* Stored items *
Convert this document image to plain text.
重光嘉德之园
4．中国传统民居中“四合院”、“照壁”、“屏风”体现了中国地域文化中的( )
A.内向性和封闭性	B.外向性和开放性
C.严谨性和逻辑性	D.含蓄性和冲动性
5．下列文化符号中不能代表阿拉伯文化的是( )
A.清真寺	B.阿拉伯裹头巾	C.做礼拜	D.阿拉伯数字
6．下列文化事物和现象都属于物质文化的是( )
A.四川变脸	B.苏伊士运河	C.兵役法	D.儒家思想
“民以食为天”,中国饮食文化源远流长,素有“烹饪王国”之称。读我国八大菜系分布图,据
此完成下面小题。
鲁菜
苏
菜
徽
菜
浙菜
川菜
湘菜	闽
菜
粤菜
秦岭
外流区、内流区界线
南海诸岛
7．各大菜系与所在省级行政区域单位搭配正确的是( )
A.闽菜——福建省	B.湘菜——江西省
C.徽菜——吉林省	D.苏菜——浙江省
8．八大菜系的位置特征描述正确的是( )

* Written task *
Restate the records, all of them, precisely as written.

* Written response *
Convert this document image to plain text.
重光嘉德之园
4．中国传统民居中“四合院”、“照壁”、“屏风”体现了中国地域文化中的( )
A.内向性和封闭性	B.外向性和开放性
C.严谨性和逻辑性	D.含蓄性和冲动性
5．下列文化符号中不能代表阿拉伯文化的是( )
A.清真寺	B.阿拉伯裹头巾	C.做礼拜	D.阿拉伯数字
6．下列文化事物和现象都属于物质文化的是( )
A.四川变脸	B.苏伊士运河	C.兵役法	D.儒家思想
“民以食为天”,中国饮食文化源远流长,素有“烹饪王国”之称。读我国八大菜系分布图,据
此完成下面小题。
鲁菜
苏
菜
徽
菜
浙菜
川菜
湘菜	闽
菜
粤菜
秦岭
外流区、内流区界线
南海诸岛
7．各大菜系与所在省级行政区域单位搭配正确的是( )
A.闽菜——福建省	B.湘菜——江西省
C.徽菜——吉林省	D.苏菜——浙江省
8．八大菜系的位置特征描述正确的是( )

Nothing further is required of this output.